# Problem to solve:
Gather, from the data below, each line in which the word "Francia" occurs.

[Information given start]

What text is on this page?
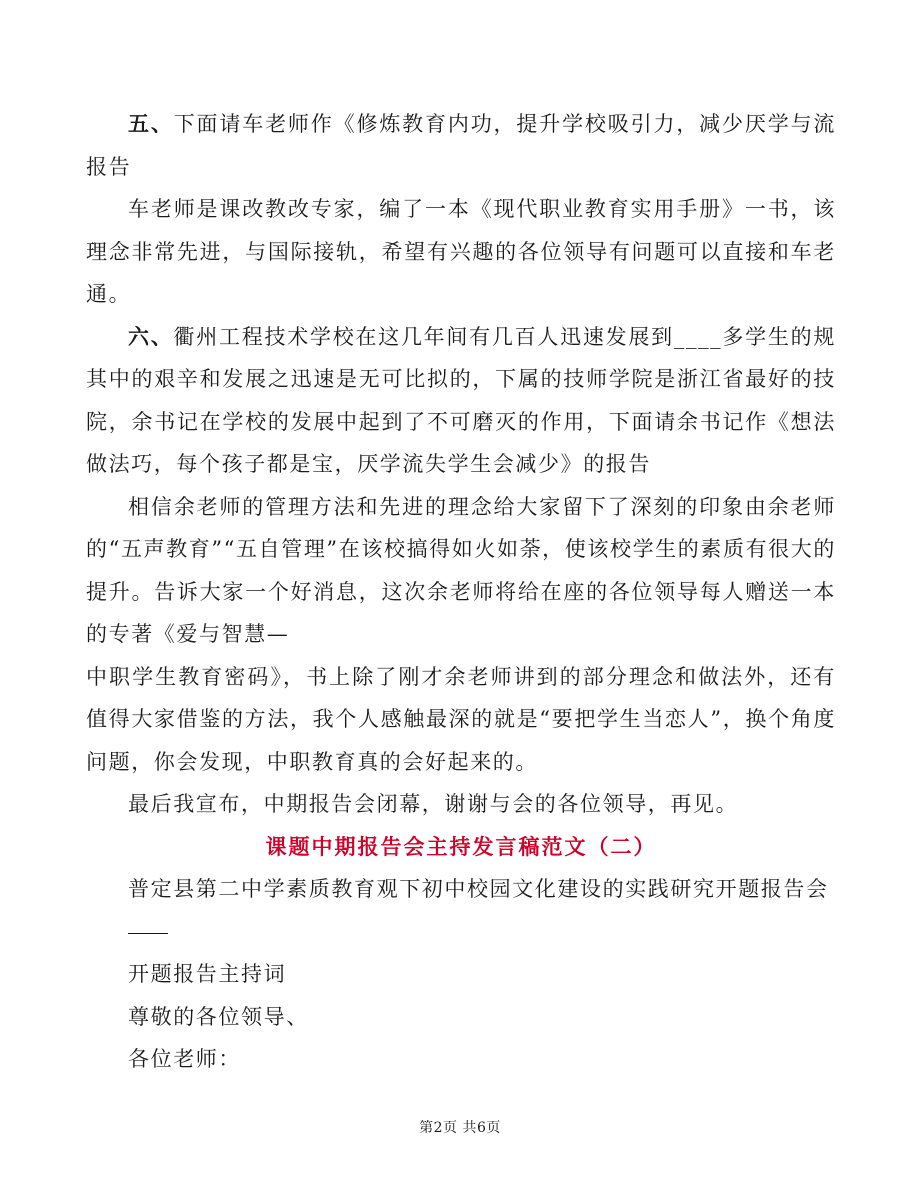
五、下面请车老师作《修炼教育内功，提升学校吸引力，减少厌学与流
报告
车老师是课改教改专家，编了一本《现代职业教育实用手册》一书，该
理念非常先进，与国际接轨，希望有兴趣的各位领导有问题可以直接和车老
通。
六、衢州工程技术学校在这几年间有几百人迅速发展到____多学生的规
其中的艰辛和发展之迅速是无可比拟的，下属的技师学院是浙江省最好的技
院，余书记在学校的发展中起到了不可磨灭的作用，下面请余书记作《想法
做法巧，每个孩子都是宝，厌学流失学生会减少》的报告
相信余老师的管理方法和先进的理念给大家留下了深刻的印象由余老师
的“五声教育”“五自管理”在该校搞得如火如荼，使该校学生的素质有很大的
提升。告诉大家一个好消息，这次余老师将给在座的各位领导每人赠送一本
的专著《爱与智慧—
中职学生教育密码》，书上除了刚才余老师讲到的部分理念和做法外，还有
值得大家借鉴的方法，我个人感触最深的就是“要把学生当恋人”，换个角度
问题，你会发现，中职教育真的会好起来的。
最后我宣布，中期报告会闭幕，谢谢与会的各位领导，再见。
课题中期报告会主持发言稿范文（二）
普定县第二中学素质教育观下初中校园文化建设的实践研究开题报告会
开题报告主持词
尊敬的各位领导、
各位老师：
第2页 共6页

[Information given end]
[Information given start]

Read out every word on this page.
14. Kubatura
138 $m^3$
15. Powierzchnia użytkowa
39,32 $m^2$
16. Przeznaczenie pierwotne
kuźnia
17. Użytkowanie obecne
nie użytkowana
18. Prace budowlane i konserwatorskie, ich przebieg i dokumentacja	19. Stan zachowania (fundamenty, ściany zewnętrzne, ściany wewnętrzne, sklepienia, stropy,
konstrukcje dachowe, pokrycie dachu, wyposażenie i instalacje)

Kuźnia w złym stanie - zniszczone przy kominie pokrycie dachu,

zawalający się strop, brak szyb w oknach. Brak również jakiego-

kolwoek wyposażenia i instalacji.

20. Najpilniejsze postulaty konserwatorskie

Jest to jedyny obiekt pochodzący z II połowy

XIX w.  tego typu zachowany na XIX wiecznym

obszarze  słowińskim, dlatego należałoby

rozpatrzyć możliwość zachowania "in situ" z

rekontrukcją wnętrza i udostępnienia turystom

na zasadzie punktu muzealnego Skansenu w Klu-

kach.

[Information given end]
[Information given start]

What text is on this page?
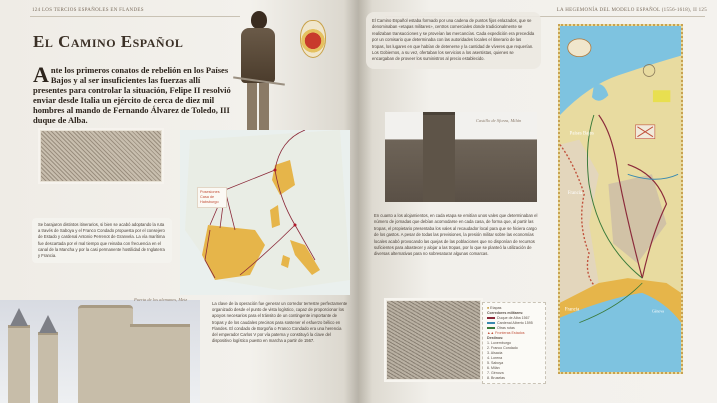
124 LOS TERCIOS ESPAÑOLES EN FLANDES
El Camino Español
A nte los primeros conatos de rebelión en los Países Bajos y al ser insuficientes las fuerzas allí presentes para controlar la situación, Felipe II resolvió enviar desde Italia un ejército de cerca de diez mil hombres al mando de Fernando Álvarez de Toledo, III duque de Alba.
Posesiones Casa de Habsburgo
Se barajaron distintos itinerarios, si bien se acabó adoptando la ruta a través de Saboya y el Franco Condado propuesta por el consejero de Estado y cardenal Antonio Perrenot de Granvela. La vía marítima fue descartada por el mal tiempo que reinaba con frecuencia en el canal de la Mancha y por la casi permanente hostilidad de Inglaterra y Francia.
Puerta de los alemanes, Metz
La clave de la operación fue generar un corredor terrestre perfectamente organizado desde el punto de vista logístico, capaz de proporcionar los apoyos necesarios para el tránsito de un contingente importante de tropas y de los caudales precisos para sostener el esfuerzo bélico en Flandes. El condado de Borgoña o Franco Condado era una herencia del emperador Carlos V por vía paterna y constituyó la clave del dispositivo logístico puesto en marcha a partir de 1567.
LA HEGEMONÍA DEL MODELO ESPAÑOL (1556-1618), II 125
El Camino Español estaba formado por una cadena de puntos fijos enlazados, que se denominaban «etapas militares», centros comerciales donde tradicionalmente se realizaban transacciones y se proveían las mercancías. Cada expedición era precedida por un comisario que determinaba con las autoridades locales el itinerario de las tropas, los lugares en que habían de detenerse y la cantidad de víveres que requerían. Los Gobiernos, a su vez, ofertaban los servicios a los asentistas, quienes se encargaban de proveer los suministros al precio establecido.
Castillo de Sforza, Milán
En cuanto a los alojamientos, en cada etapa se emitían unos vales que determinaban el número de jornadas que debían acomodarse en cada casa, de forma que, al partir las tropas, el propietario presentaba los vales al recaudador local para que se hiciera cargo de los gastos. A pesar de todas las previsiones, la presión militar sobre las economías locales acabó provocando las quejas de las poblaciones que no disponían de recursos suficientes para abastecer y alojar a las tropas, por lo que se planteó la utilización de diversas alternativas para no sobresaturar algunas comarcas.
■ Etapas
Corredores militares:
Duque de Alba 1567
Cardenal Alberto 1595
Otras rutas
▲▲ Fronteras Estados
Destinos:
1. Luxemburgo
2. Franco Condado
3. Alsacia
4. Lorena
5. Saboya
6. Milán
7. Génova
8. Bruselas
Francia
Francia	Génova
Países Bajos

[Information given end]

# Finished task:
Se barajaron distintos itinerarios, si bien se acabó adoptando la ruta a través de Saboya y el Franco Condado propuesta por el consejero de Estado y cardenal Antonio Perrenot de Granvela. La vía marítima fue descartada por el mal tiempo que reinaba con frecuencia en el canal de la Mancha y por la casi permanente hostilidad de Inglaterra y Francia.
Francia
Francia	Génova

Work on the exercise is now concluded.